- _The request_: Print the entries below word for word; the pictures stay out of your copy.

(Excerpt from a dataset)
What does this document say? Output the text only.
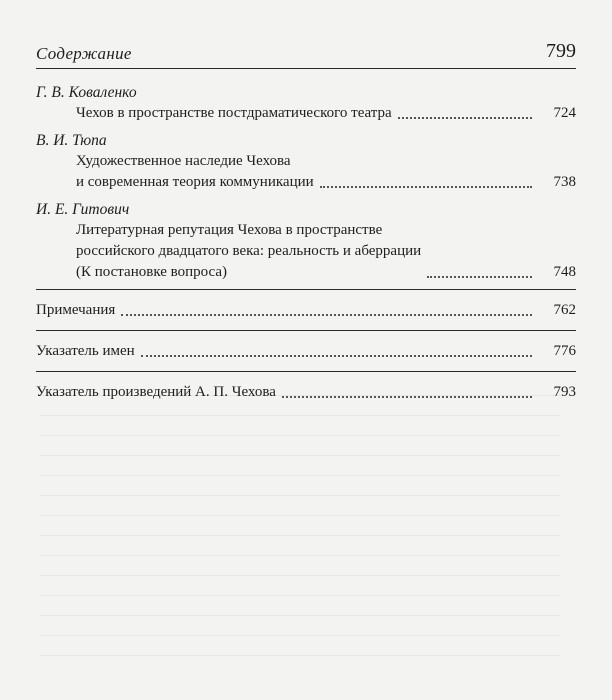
Содержание	799
Г. В. Коваленко
Чехов в пространстве постдраматического театра	724
В. И. Тюпа
Художественное наследие Чехова
и современная теория коммуникации	738
И. Е. Гитович
Литературная репутация Чехова в пространстве
российского двадцатого века: реальность и аберрации
(К постановке вопроса)	748
Примечания	762
Указатель имен	776
Указатель произведений А. П. Чехова	793
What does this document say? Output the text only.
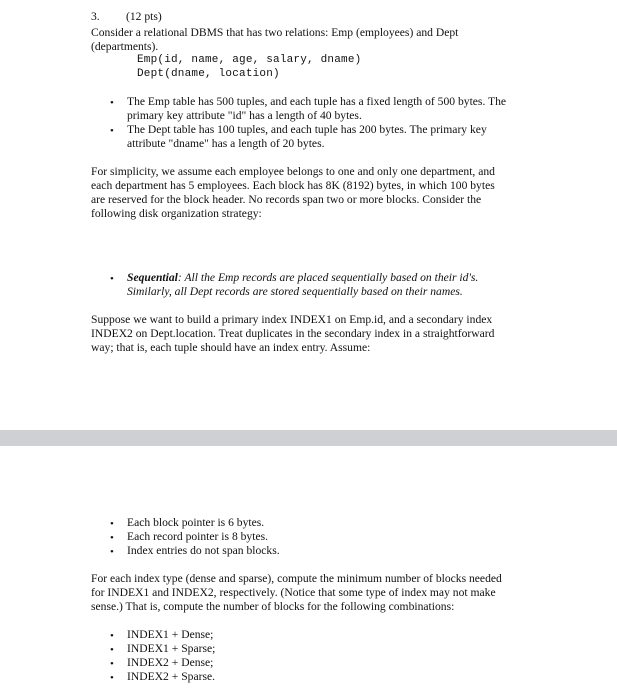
3. (12 pts)
Consider a relational DBMS that has two relations: Emp (employees) and Dept
(departments).
Emp(id, name, age, salary, dname)
Dept(dname, location)
• The Emp table has 500 tuples, and each tuple has a fixed length of 500 bytes. The
primary key attribute "id" has a length of 40 bytes.
• The Dept table has 100 tuples, and each tuple has 200 bytes. The primary key
attribute "dname" has a length of 20 bytes.
For simplicity, we assume each employee belongs to one and only one department, and
each department has 5 employees. Each block has 8K (8192) bytes, in which 100 bytes
are reserved for the block header. No records span two or more blocks. Consider the
following disk organization strategy:
• Sequential: All the Emp records are placed sequentially based on their id's.
Similarly, all Dept records are stored sequentially based on their names.
Suppose we want to build a primary index INDEX1 on Emp.id, and a secondary index
INDEX2 on Dept.location. Treat duplicates in the secondary index in a straightforward
way; that is, each tuple should have an index entry. Assume:
• Each block pointer is 6 bytes.
• Each record pointer is 8 bytes.
• Index entries do not span blocks.
For each index type (dense and sparse), compute the minimum number of blocks needed
for INDEX1 and INDEX2, respectively. (Notice that some type of index may not make
sense.) That is, compute the number of blocks for the following combinations:
• INDEX1 + Dense;
• INDEX1 + Sparse;
• INDEX2 + Dense;
• INDEX2 + Sparse.
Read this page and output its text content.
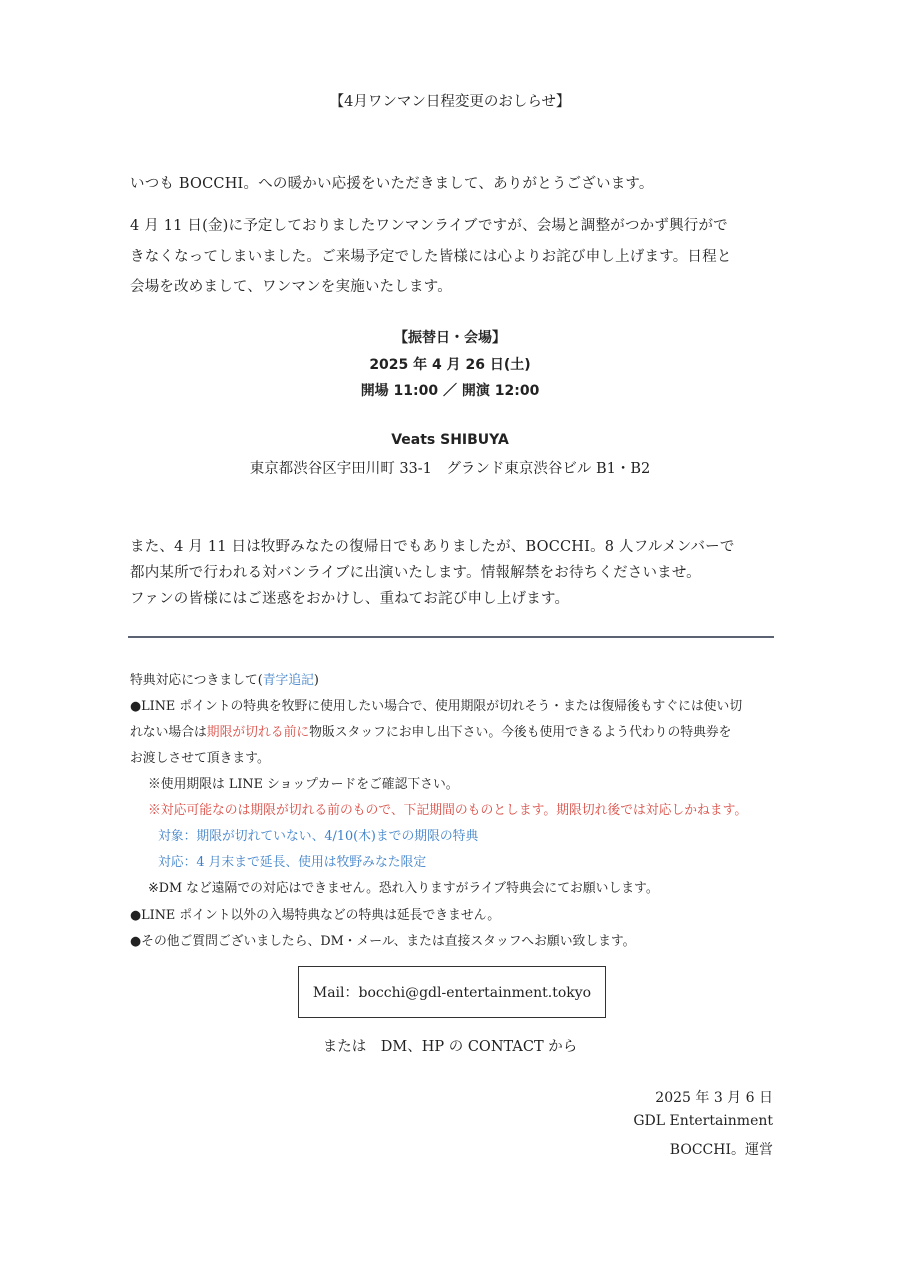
【4月ワンマン日程変更のおしらせ】
いつも BOCCHI。への暖かい応援をいただきまして、ありがとうございます。
4 月 11 日(金)に予定しておりましたワンマンライブですが、会場と調整がつかず興行がで
きなくなってしまいました。ご来場予定でした皆様には心よりお詫び申し上げます。日程と
会場を改めまして、ワンマンを実施いたします。
【振替日・会場】
2025 年 4 月 26 日(土)
開場 11:00 ／ 開演 12:00
Veats SHIBUYA
東京都渋谷区宇田川町 33-1　グランド東京渋谷ビル B1・B2
また、4 月 11 日は牧野みなたの復帰日でもありましたが、BOCCHI。8 人フルメンバーで
都内某所で行われる対バンライブに出演いたします。情報解禁をお待ちくださいませ。
ファンの皆様にはご迷惑をおかけし、重ねてお詫び申し上げます。
特典対応につきまして(青字追記)
●LINE ポイントの特典を牧野に使用したい場合で、使用期限が切れそう・または復帰後もすぐには使い切
れない場合は期限が切れる前に物販スタッフにお申し出下さい。今後も使用できるよう代わりの特典券を
お渡しさせて頂きます。
※使用期限は LINE ショップカードをご確認下さい。
※対応可能なのは期限が切れる前のもので、下記期間のものとします。期限切れ後では対応しかねます。
対象：期限が切れていない、4/10(木)までの期限の特典
対応：4 月末まで延長、使用は牧野みなた限定
※DM など遠隔での対応はできません。恐れ入りますがライブ特典会にてお願いします。
●LINE ポイント以外の入場特典などの特典は延長できません。
●その他ご質問ございましたら、DM・メール、または直接スタッフへお願い致します。
Mail：bocchi@gdl-entertainment.tokyo
または　DM、HP の CONTACT から
2025 年 3 月 6 日
GDL Entertainment
BOCCHI。運営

- _Task solution_:
What does this document say? Output the text only.
Содержание	799
Г. В. Коваленко
Чехов в пространстве постдраматического театра	724
В. И. Тюпа
Художественное наследие Чехова
и современная теория коммуникации	738
И. Е. Гитович
Литературная репутация Чехова в пространстве
российского двадцатого века: реальность и аберрации
(К постановке вопроса)	748
Примечания	762
Указатель имен	776
Указатель произведений А. П. Чехова	793
What does this document say? Output the text only.
3. (12 pts)
Consider a relational DBMS that has two relations: Emp (employees) and Dept
(departments).
Emp(id, name, age, salary, dname)
Dept(dname, location)
• The Emp table has 500 tuples, and each tuple has a fixed length of 500 bytes. The
primary key attribute "id" has a length of 40 bytes.
• The Dept table has 100 tuples, and each tuple has 200 bytes. The primary key
attribute "dname" has a length of 20 bytes.
For simplicity, we assume each employee belongs to one and only one department, and
each department has 5 employees. Each block has 8K (8192) bytes, in which 100 bytes
are reserved for the block header. No records span two or more blocks. Consider the
following disk organization strategy:
• Sequential: All the Emp records are placed sequentially based on their id's.
Similarly, all Dept records are stored sequentially based on their names.
Suppose we want to build a primary index INDEX1 on Emp.id, and a secondary index
INDEX2 on Dept.location. Treat duplicates in the secondary index in a straightforward
way; that is, each tuple should have an index entry. Assume:
• Each block pointer is 6 bytes.
• Each record pointer is 8 bytes.
• Index entries do not span blocks.
For each index type (dense and sparse), compute the minimum number of blocks needed
for INDEX1 and INDEX2, respectively. (Notice that some type of index may not make
sense.) That is, compute the number of blocks for the following combinations:
• INDEX1 + Dense;
• INDEX1 + Sparse;
• INDEX2 + Dense;
• INDEX2 + Sparse.
Read this page and output its text content.
【4月ワンマン日程変更のおしらせ】
いつも BOCCHI。への暖かい応援をいただきまして、ありがとうございます。
4 月 11 日(金)に予定しておりましたワンマンライブですが、会場と調整がつかず興行がで
きなくなってしまいました。ご来場予定でした皆様には心よりお詫び申し上げます。日程と
会場を改めまして、ワンマンを実施いたします。
【振替日・会場】
2025 年 4 月 26 日(土)
開場 11:00 ／ 開演 12:00
Veats SHIBUYA
東京都渋谷区宇田川町 33-1　グランド東京渋谷ビル B1・B2
また、4 月 11 日は牧野みなたの復帰日でもありましたが、BOCCHI。8 人フルメンバーで
都内某所で行われる対バンライブに出演いたします。情報解禁をお待ちくださいませ。
ファンの皆様にはご迷惑をおかけし、重ねてお詫び申し上げます。
特典対応につきまして(青字追記)
●LINE ポイントの特典を牧野に使用したい場合で、使用期限が切れそう・または復帰後もすぐには使い切
れない場合は期限が切れる前に物販スタッフにお申し出下さい。今後も使用できるよう代わりの特典券を
お渡しさせて頂きます。
※使用期限は LINE ショップカードをご確認下さい。
※対応可能なのは期限が切れる前のもので、下記期間のものとします。期限切れ後では対応しかねます。
対象：期限が切れていない、4/10(木)までの期限の特典
対応：4 月末まで延長、使用は牧野みなた限定
※DM など遠隔での対応はできません。恐れ入りますがライブ特典会にてお願いします。
●LINE ポイント以外の入場特典などの特典は延長できません。
●その他ご質問ございましたら、DM・メール、または直接スタッフへお願い致します。
Mail：bocchi@gdl-entertainment.tokyo
または　DM、HP の CONTACT から
2025 年 3 月 6 日
GDL Entertainment
BOCCHI。運営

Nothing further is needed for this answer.